DIRECTIONS FOR THIS TASK >> Whenever a line below holds the word "text", copy that line.

AVAILABLE DATA >>
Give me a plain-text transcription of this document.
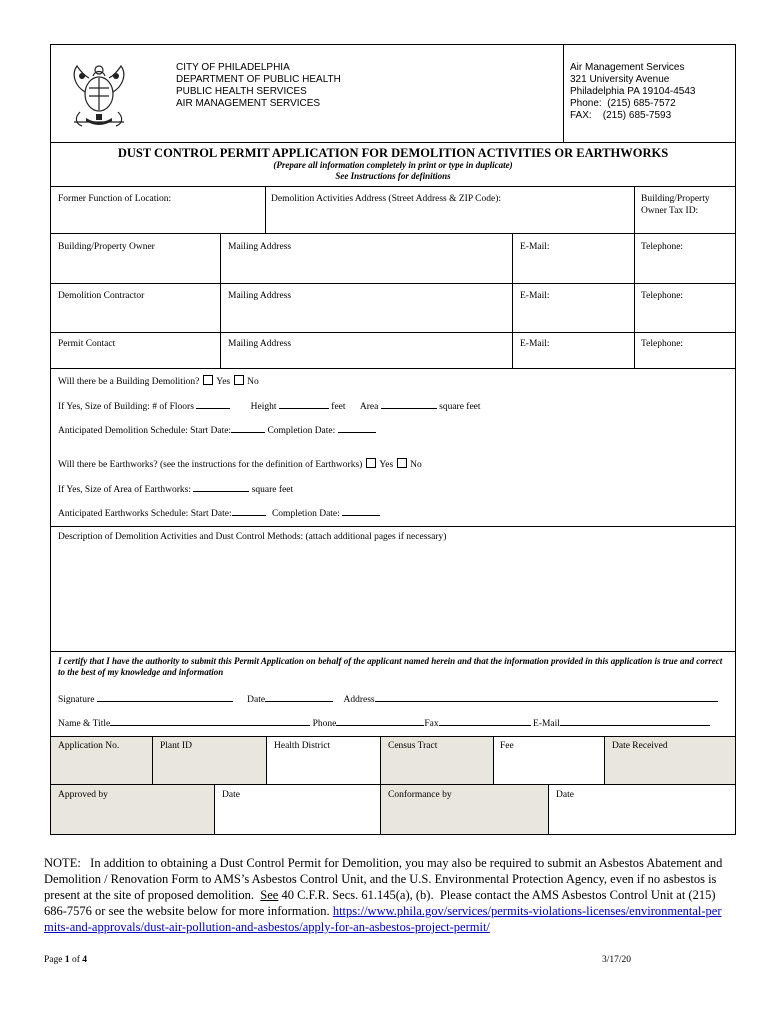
CITY OF PHILADELPHIA
DEPARTMENT OF PUBLIC HEALTH
PUBLIC HEALTH SERVICES
AIR MANAGEMENT SERVICES
Air Management Services
321 University Avenue
Philadelphia PA 19104-4543
Phone:  (215) 685-7572
FAX:    (215) 685-7593
DUST CONTROL PERMIT APPLICATION FOR DEMOLITION ACTIVITIES OR EARTHWORKS
(Prepare all information completely in print or type in duplicate)
See Instructions for definitions
Former Function of Location:	Demolition Activities Address (Street Address & ZIP Code):	Building/Property
Owner Tax ID:
Building/Property Owner	Mailing Address	E-Mail:	Telephone:
Demolition Contractor	Mailing Address	E-Mail:	Telephone:
Permit Contact	Mailing Address	E-Mail:	Telephone:
Will there be a Building Demolition? Yes No
If Yes, Size of Building: # of Floors	Height	feet Area	square feet
Anticipated Demolition Schedule: Start Date:	Completion Date:
Will there be Earthworks? (see the instructions for the definition of Earthworks) Yes No
If Yes, Size of Area of Earthworks:	square feet
Anticipated Earthworks Schedule: Start Date:	Completion Date:
Description of Demolition Activities and Dust Control Methods: (attach additional pages if necessary)
I certify that I have the authority to submit this Permit Application on behalf of the applicant named herein and that the information provided in this application is true and correct to the best of my knowledge and information
Signature	Date	Address
Name & Title	Phone	Fax	E-Mail
Application No.	Plant ID	Health District	Census Tract	Fee	Date Received
Approved by	Date	Conformance by	Date
NOTE:   In addition to obtaining a Dust Control Permit for Demolition, you may also be required to submit an Asbestos Abatement and Demolition / Renovation Form to AMS’s Asbestos Control Unit, and the U.S. Environmental Protection Agency, even if no asbestos is present at the site of proposed demolition.  See 40 C.F.R. Secs. 61.145(a), (b).  Please contact the AMS Asbestos Control Unit at (215) 686-7576 or see the website below for more information. https://www.phila.gov/services/permits-violations-licenses/environmental-permits-and-approvals/dust-air-pollution-and-asbestos/apply-for-an-asbestos-project-permit/
Page 1 of 4	3/17/20
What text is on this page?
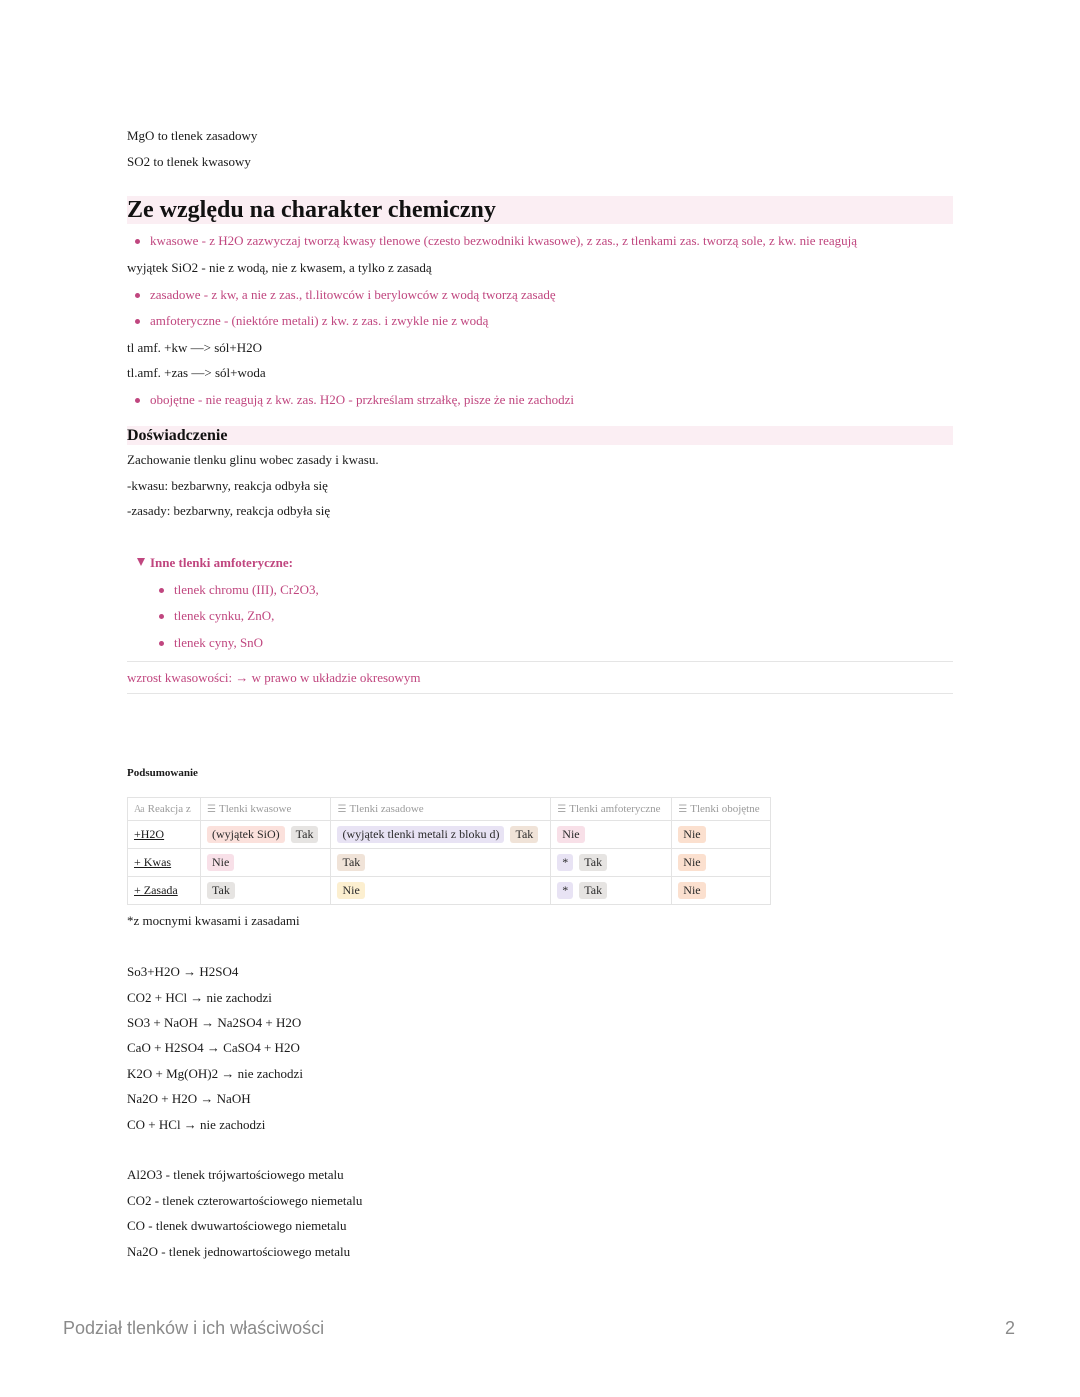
MgO to tlenek zasadowy
SO2 to tlenek kwasowy
Ze względu na charakter chemiczny
kwasowe - z H2O zazwyczaj tworzą kwasy tlenowe (czesto bezwodniki kwasowe), z zas., z tlenkami zas. tworzą sole, z kw. nie reagują
wyjątek SiO2 - nie z wodą, nie z kwasem, a tylko z zasadą
zasadowe - z kw, a nie z zas., tl.litowców i berylowców z wodą tworzą zasadę
amfoteryczne - (niektóre metali) z kw. z zas. i zwykle nie z wodą
tl amf. +kw —> sól+H2O
tl.amf. +zas —> sól+woda
obojętne - nie reagują z kw. zas. H2O - przkreślam strzałkę, pisze że nie zachodzi
Doświadczenie
Zachowanie tlenku glinu wobec zasady i kwasu.
-kwasu: bezbarwny, reakcja odbyła się
-zasady: bezbarwny, reakcja odbyła się
Inne tlenki amfoteryczne:
tlenek chromu (III), Cr2O3,
tlenek cynku, ZnO,
tlenek cyny, SnO
wzrost kwasowości: → w prawo w układzie okresowym
Podsumowanie
Aa Reakcja z	☰ Tlenki kwasowe	☰ Tlenki zasadowe	☰ Tlenki amfoteryczne	☰ Tlenki obojętne
+H2O	(wyjątek SiO) Tak	(wyjątek tlenki metali z bloku d) Tak	Nie	Nie
+ Kwas	Nie	Tak	* Tak	Nie
+ Zasada	Tak	Nie	* Tak	Nie
*z mocnymi kwasami i zasadami
So3+H2O → H2SO4
CO2 + HCl → nie zachodzi
SO3 + NaOH → Na2SO4 + H2O
CaO + H2SO4 → CaSO4 + H2O
K2O + Mg(OH)2 → nie zachodzi
Na2O + H2O → NaOH
CO + HCl → nie zachodzi
Al2O3 - tlenek trójwartościowego metalu
CO2 - tlenek czterowartościowego niemetalu
CO - tlenek dwuwartościowego niemetalu
Na2O - tlenek jednowartościowego metalu
Podział tlenków i ich właściwości	2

THE RESPONSE >>
Give me a plain-text transcription of this document.
What text is on this page?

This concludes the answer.